**Rows**.
<<<<
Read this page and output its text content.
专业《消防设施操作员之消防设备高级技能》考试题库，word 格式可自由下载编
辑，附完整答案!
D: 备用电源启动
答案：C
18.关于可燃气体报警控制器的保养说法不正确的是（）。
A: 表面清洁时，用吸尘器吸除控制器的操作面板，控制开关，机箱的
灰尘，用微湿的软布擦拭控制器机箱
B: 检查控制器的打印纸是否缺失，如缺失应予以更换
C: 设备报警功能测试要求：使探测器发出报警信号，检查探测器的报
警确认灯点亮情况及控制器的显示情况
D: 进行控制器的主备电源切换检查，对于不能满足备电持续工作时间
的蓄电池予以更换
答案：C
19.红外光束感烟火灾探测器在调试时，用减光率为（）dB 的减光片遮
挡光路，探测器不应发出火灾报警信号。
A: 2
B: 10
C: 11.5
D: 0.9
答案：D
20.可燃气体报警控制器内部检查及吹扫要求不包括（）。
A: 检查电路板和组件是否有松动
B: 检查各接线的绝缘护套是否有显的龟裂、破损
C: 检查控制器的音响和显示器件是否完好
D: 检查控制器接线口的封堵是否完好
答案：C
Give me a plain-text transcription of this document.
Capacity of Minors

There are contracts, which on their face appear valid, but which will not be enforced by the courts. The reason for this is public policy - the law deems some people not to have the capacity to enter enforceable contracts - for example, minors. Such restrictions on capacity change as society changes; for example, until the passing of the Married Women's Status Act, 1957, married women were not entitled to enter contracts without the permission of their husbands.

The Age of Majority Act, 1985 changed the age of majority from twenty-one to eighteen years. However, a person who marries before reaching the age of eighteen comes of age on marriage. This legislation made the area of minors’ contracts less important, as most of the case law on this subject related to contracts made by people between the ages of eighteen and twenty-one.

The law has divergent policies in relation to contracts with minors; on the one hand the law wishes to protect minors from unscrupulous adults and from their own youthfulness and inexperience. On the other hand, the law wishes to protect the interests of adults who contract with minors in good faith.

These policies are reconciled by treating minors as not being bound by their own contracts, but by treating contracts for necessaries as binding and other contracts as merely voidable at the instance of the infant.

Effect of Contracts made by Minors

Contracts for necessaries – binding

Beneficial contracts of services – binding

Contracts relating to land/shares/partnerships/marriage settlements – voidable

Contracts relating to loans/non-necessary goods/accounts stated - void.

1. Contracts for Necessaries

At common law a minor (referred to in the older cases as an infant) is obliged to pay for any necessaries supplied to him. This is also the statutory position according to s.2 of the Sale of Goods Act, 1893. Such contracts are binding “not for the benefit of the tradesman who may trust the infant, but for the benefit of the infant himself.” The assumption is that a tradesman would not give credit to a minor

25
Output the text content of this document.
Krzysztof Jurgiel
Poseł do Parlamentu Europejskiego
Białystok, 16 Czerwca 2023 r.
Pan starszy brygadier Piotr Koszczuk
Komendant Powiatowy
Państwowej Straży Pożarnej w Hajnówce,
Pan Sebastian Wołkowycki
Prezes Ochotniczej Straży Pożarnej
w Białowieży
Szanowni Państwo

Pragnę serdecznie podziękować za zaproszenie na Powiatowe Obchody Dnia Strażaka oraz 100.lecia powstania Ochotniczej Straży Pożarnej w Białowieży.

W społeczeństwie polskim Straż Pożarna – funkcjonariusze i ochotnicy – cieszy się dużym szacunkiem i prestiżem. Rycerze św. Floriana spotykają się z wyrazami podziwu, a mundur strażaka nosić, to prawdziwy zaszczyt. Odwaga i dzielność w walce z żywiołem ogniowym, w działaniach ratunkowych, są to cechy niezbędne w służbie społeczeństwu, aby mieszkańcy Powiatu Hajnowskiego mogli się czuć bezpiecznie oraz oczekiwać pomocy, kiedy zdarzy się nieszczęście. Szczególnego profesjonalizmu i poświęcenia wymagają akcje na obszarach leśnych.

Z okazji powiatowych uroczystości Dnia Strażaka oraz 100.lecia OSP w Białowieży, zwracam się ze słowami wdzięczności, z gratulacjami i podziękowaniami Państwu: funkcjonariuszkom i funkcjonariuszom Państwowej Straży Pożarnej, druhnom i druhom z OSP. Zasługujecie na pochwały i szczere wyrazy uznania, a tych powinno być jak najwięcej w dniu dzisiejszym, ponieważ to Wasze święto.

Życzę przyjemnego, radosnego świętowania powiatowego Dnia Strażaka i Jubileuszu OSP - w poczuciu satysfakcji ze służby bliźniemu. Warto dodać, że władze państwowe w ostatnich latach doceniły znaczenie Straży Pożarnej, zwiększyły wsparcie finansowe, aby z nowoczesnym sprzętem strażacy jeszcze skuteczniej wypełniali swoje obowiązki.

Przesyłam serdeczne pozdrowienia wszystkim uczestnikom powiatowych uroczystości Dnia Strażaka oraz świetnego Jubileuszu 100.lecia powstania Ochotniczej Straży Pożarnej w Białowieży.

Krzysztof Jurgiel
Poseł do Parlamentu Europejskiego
>>>>
**The problem**.
Reproduce all of the data exactly as given.

**Completed task**.
Read this page and output its text content.
专业《消防设施操作员之消防设备高级技能》考试题库，word 格式可自由下载编
辑，附完整答案!
D: 备用电源启动
答案：C
18.关于可燃气体报警控制器的保养说法不正确的是（）。
A: 表面清洁时，用吸尘器吸除控制器的操作面板，控制开关，机箱的
灰尘，用微湿的软布擦拭控制器机箱
B: 检查控制器的打印纸是否缺失，如缺失应予以更换
C: 设备报警功能测试要求：使探测器发出报警信号，检查探测器的报
警确认灯点亮情况及控制器的显示情况
D: 进行控制器的主备电源切换检查，对于不能满足备电持续工作时间
的蓄电池予以更换
答案：C
19.红外光束感烟火灾探测器在调试时，用减光率为（）dB 的减光片遮
挡光路，探测器不应发出火灾报警信号。
A: 2
B: 10
C: 11.5
D: 0.9
答案：D
20.可燃气体报警控制器内部检查及吹扫要求不包括（）。
A: 检查电路板和组件是否有松动
B: 检查各接线的绝缘护套是否有显的龟裂、破损
C: 检查控制器的音响和显示器件是否完好
D: 检查控制器接线口的封堵是否完好
答案：C
Give me a plain-text transcription of this document.
Capacity of Minors

There are contracts, which on their face appear valid, but which will not be enforced by the courts. The reason for this is public policy - the law deems some people not to have the capacity to enter enforceable contracts - for example, minors. Such restrictions on capacity change as society changes; for example, until the passing of the Married Women's Status Act, 1957, married women were not entitled to enter contracts without the permission of their husbands.

The Age of Majority Act, 1985 changed the age of majority from twenty-one to eighteen years. However, a person who marries before reaching the age of eighteen comes of age on marriage. This legislation made the area of minors’ contracts less important, as most of the case law on this subject related to contracts made by people between the ages of eighteen and twenty-one.

The law has divergent policies in relation to contracts with minors; on the one hand the law wishes to protect minors from unscrupulous adults and from their own youthfulness and inexperience. On the other hand, the law wishes to protect the interests of adults who contract with minors in good faith.

These policies are reconciled by treating minors as not being bound by their own contracts, but by treating contracts for necessaries as binding and other contracts as merely voidable at the instance of the infant.

Effect of Contracts made by Minors

Contracts for necessaries – binding

Beneficial contracts of services – binding

Contracts relating to land/shares/partnerships/marriage settlements – voidable

Contracts relating to loans/non-necessary goods/accounts stated - void.

1. Contracts for Necessaries

At common law a minor (referred to in the older cases as an infant) is obliged to pay for any necessaries supplied to him. This is also the statutory position according to s.2 of the Sale of Goods Act, 1893. Such contracts are binding “not for the benefit of the tradesman who may trust the infant, but for the benefit of the infant himself.” The assumption is that a tradesman would not give credit to a minor

25
Output the text content of this document.
Krzysztof Jurgiel
Poseł do Parlamentu Europejskiego
Białystok, 16 Czerwca 2023 r.
Pan starszy brygadier Piotr Koszczuk
Komendant Powiatowy
Państwowej Straży Pożarnej w Hajnówce,
Pan Sebastian Wołkowycki
Prezes Ochotniczej Straży Pożarnej
w Białowieży
Szanowni Państwo

Pragnę serdecznie podziękować za zaproszenie na Powiatowe Obchody Dnia Strażaka oraz 100.lecia powstania Ochotniczej Straży Pożarnej w Białowieży.

W społeczeństwie polskim Straż Pożarna – funkcjonariusze i ochotnicy – cieszy się dużym szacunkiem i prestiżem. Rycerze św. Floriana spotykają się z wyrazami podziwu, a mundur strażaka nosić, to prawdziwy zaszczyt. Odwaga i dzielność w walce z żywiołem ogniowym, w działaniach ratunkowych, są to cechy niezbędne w służbie społeczeństwu, aby mieszkańcy Powiatu Hajnowskiego mogli się czuć bezpiecznie oraz oczekiwać pomocy, kiedy zdarzy się nieszczęście. Szczególnego profesjonalizmu i poświęcenia wymagają akcje na obszarach leśnych.

Z okazji powiatowych uroczystości Dnia Strażaka oraz 100.lecia OSP w Białowieży, zwracam się ze słowami wdzięczności, z gratulacjami i podziękowaniami Państwu: funkcjonariuszkom i funkcjonariuszom Państwowej Straży Pożarnej, druhnom i druhom z OSP. Zasługujecie na pochwały i szczere wyrazy uznania, a tych powinno być jak najwięcej w dniu dzisiejszym, ponieważ to Wasze święto.

Życzę przyjemnego, radosnego świętowania powiatowego Dnia Strażaka i Jubileuszu OSP - w poczuciu satysfakcji ze służby bliźniemu. Warto dodać, że władze państwowe w ostatnich latach doceniły znaczenie Straży Pożarnej, zwiększyły wsparcie finansowe, aby z nowoczesnym sprzętem strażacy jeszcze skuteczniej wypełniali swoje obowiązki.

Przesyłam serdeczne pozdrowienia wszystkim uczestnikom powiatowych uroczystości Dnia Strażaka oraz świetnego Jubileuszu 100.lecia powstania Ochotniczej Straży Pożarnej w Białowieży.

Krzysztof Jurgiel
Poseł do Parlamentu Europejskiego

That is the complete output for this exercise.